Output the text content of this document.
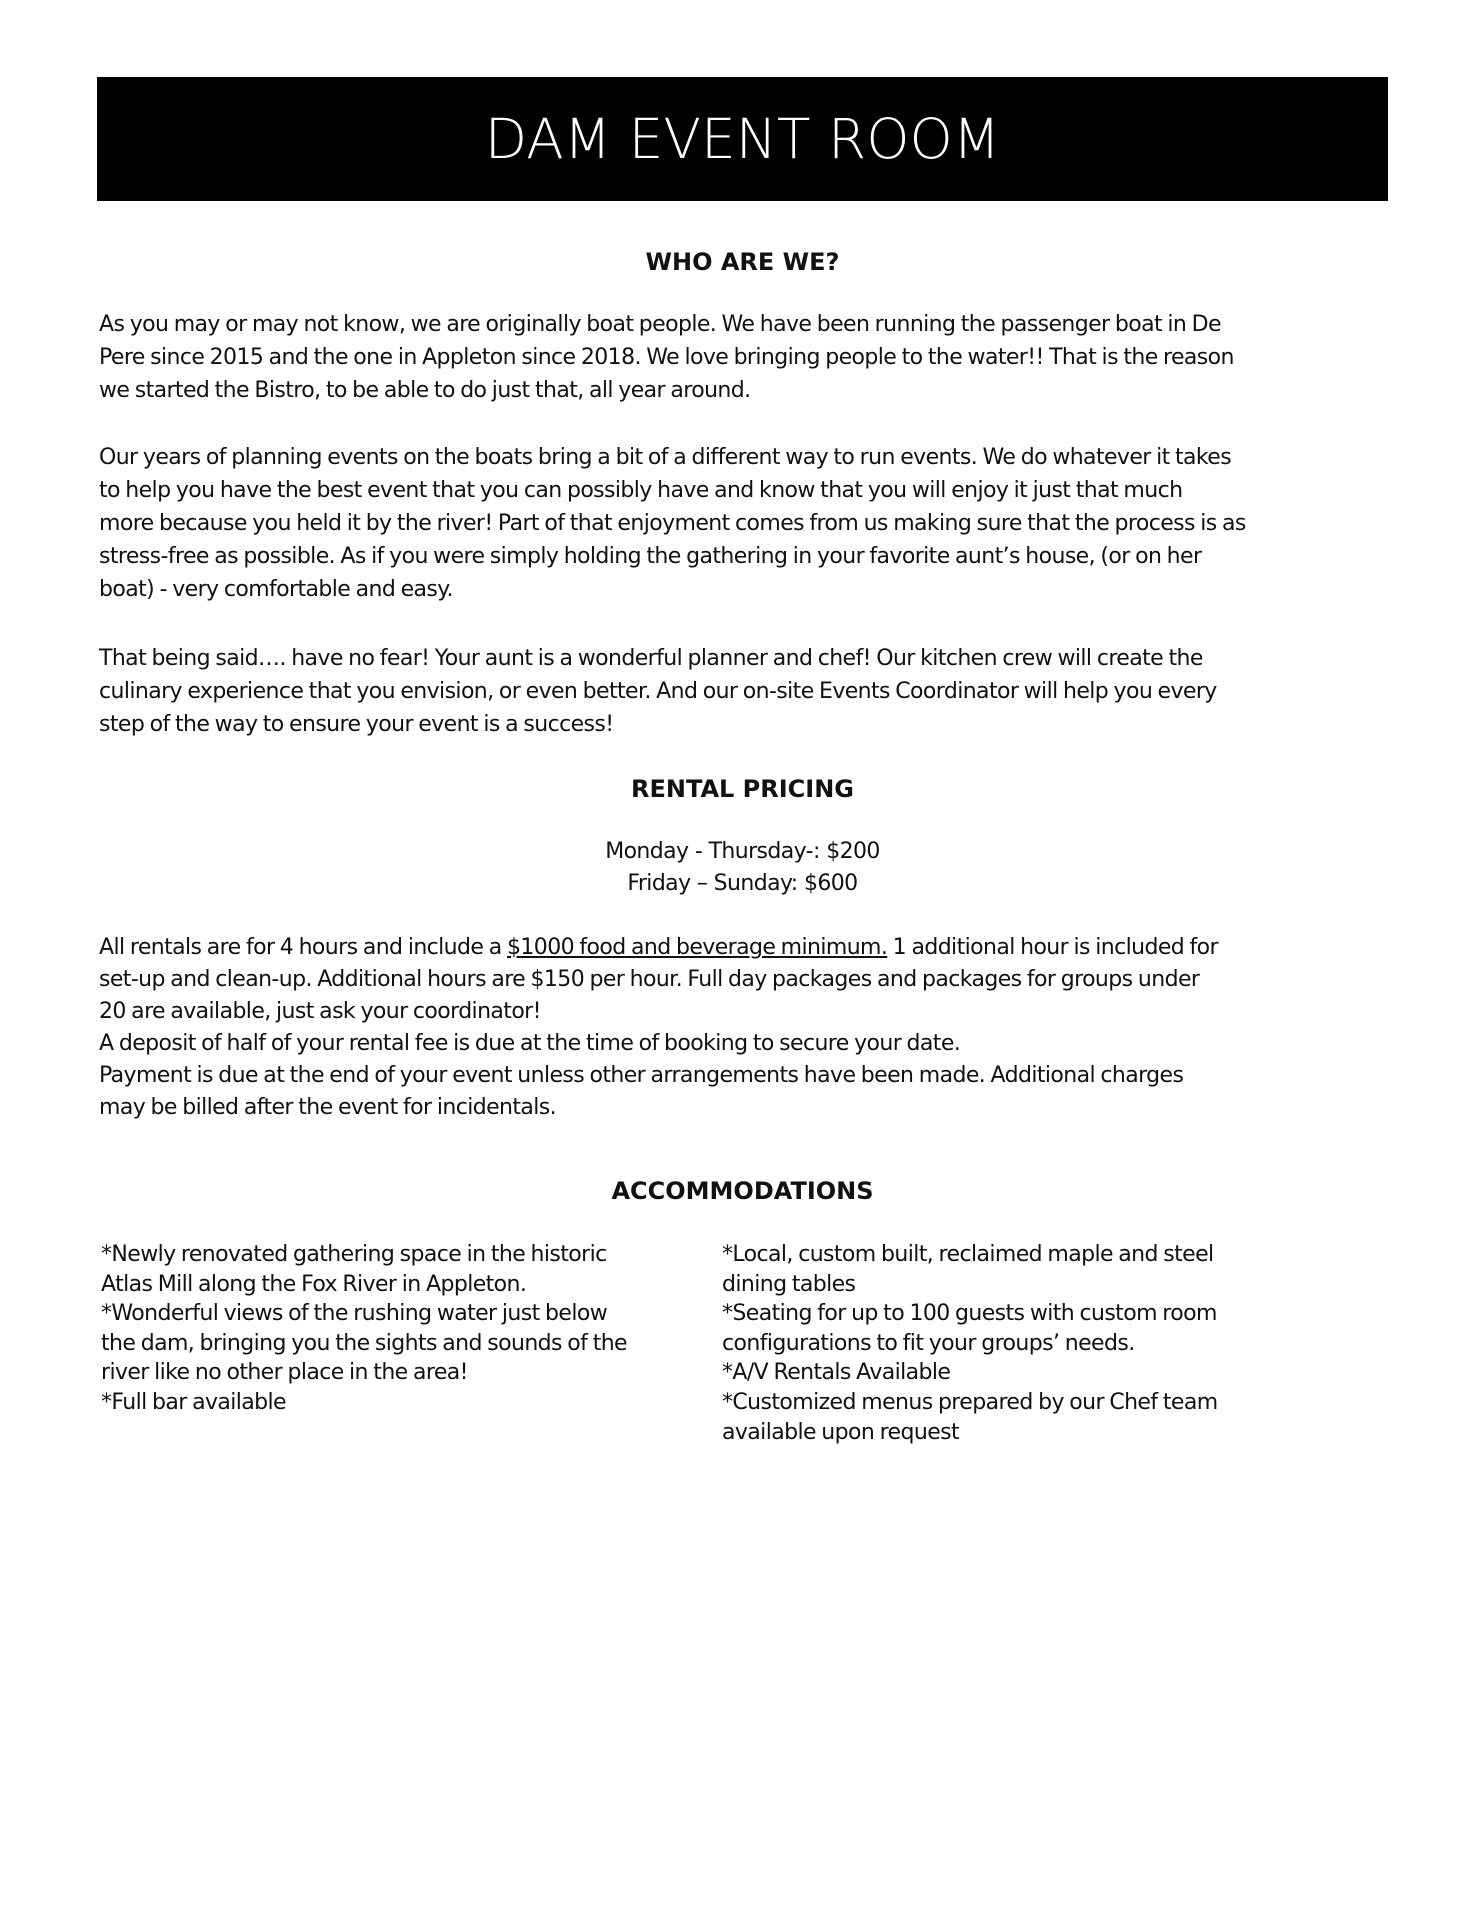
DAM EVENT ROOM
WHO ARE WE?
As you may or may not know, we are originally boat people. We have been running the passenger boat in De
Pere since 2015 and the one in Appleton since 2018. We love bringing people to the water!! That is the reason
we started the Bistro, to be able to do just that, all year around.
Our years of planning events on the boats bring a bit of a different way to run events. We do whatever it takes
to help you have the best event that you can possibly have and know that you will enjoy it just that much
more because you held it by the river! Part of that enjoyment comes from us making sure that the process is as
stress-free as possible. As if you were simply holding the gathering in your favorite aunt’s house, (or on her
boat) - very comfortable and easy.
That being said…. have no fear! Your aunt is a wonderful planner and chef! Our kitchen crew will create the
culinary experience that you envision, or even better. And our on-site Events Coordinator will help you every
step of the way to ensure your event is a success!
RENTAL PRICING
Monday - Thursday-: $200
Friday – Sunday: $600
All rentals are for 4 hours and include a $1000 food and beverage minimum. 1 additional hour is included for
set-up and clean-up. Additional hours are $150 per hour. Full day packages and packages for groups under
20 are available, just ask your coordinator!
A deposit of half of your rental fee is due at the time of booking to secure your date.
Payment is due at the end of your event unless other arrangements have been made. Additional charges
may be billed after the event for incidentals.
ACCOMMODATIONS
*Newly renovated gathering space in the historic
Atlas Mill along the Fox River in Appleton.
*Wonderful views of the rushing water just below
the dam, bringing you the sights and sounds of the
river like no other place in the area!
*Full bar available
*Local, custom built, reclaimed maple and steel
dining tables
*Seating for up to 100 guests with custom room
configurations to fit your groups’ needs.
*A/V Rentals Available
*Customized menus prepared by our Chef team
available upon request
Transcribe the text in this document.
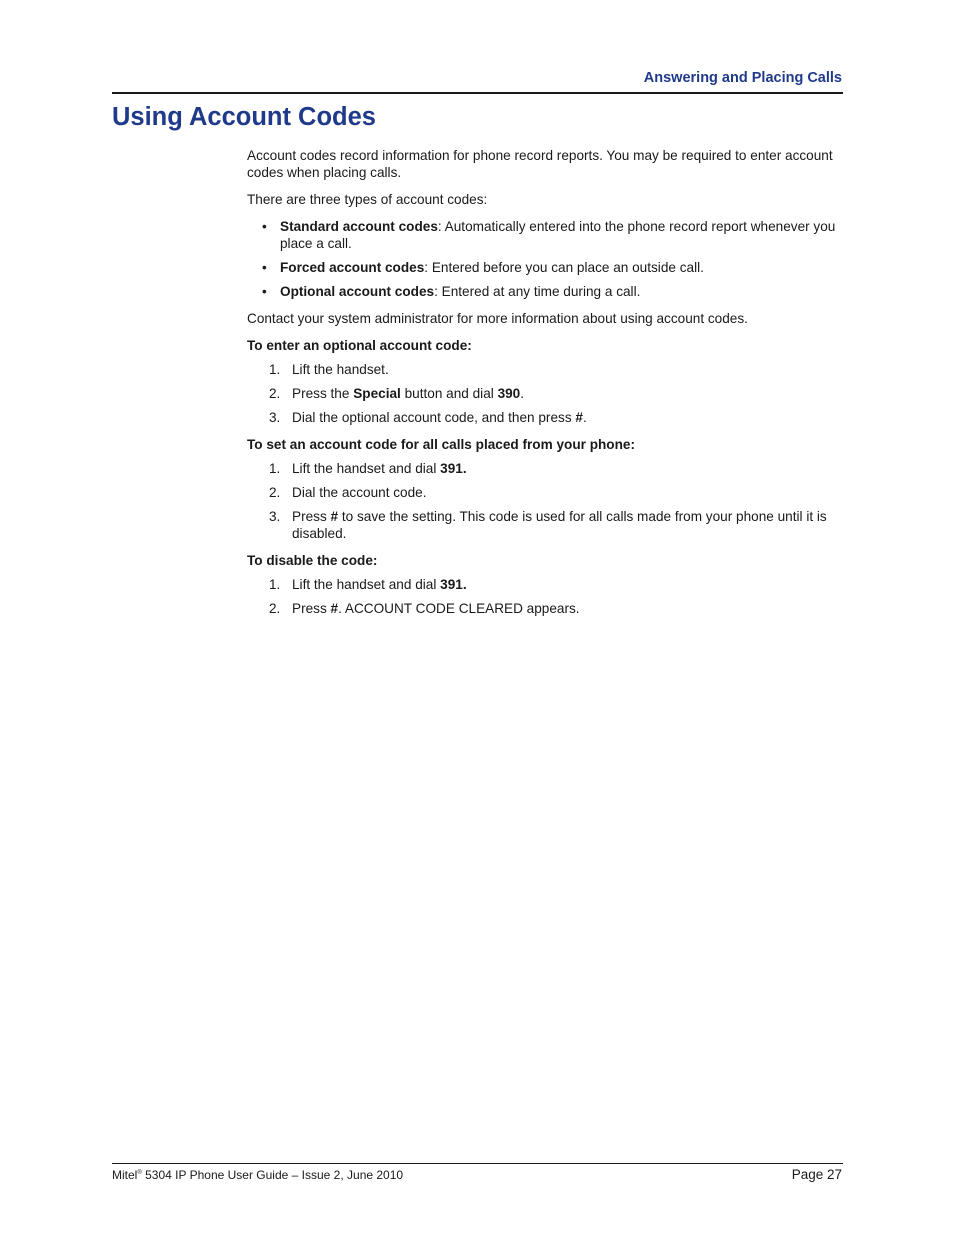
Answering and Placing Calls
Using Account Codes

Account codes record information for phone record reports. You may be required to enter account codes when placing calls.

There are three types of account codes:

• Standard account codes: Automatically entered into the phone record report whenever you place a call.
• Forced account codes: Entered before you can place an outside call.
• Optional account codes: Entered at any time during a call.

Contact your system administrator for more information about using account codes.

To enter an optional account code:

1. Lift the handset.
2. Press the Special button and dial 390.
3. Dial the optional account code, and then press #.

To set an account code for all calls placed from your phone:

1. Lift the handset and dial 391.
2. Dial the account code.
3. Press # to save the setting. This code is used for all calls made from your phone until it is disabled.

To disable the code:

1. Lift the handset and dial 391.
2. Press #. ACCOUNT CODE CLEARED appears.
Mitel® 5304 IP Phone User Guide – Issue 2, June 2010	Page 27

-=-=-=-=-

**TASK OBJECTIVE:**
Transcribe all the records above word for word, without their images.

**TASK SOLUTION:**
Output the text content of this document.
DAM EVENT ROOM
WHO ARE WE?
As you may or may not know, we are originally boat people. We have been running the passenger boat in De
Pere since 2015 and the one in Appleton since 2018. We love bringing people to the water!! That is the reason
we started the Bistro, to be able to do just that, all year around.
Our years of planning events on the boats bring a bit of a different way to run events. We do whatever it takes
to help you have the best event that you can possibly have and know that you will enjoy it just that much
more because you held it by the river! Part of that enjoyment comes from us making sure that the process is as
stress-free as possible. As if you were simply holding the gathering in your favorite aunt’s house, (or on her
boat) - very comfortable and easy.
That being said…. have no fear! Your aunt is a wonderful planner and chef! Our kitchen crew will create the
culinary experience that you envision, or even better. And our on-site Events Coordinator will help you every
step of the way to ensure your event is a success!
RENTAL PRICING
Monday - Thursday-: $200
Friday – Sunday: $600
All rentals are for 4 hours and include a $1000 food and beverage minimum. 1 additional hour is included for
set-up and clean-up. Additional hours are $150 per hour. Full day packages and packages for groups under
20 are available, just ask your coordinator!
A deposit of half of your rental fee is due at the time of booking to secure your date.
Payment is due at the end of your event unless other arrangements have been made. Additional charges
may be billed after the event for incidentals.
ACCOMMODATIONS
*Newly renovated gathering space in the historic
Atlas Mill along the Fox River in Appleton.
*Wonderful views of the rushing water just below
the dam, bringing you the sights and sounds of the
river like no other place in the area!
*Full bar available
*Local, custom built, reclaimed maple and steel
dining tables
*Seating for up to 100 guests with custom room
configurations to fit your groups’ needs.
*A/V Rentals Available
*Customized menus prepared by our Chef team
available upon request
Transcribe the text in this document.
Answering and Placing Calls
Using Account Codes

Account codes record information for phone record reports. You may be required to enter account codes when placing calls.

There are three types of account codes:

• Standard account codes: Automatically entered into the phone record report whenever you place a call.
• Forced account codes: Entered before you can place an outside call.
• Optional account codes: Entered at any time during a call.

Contact your system administrator for more information about using account codes.

To enter an optional account code:

1. Lift the handset.
2. Press the Special button and dial 390.
3. Dial the optional account code, and then press #.

To set an account code for all calls placed from your phone:

1. Lift the handset and dial 391.
2. Dial the account code.
3. Press # to save the setting. This code is used for all calls made from your phone until it is disabled.

To disable the code:

1. Lift the handset and dial 391.
2. Press #. ACCOUNT CODE CLEARED appears.
Mitel® 5304 IP Phone User Guide – Issue 2, June 2010	Page 27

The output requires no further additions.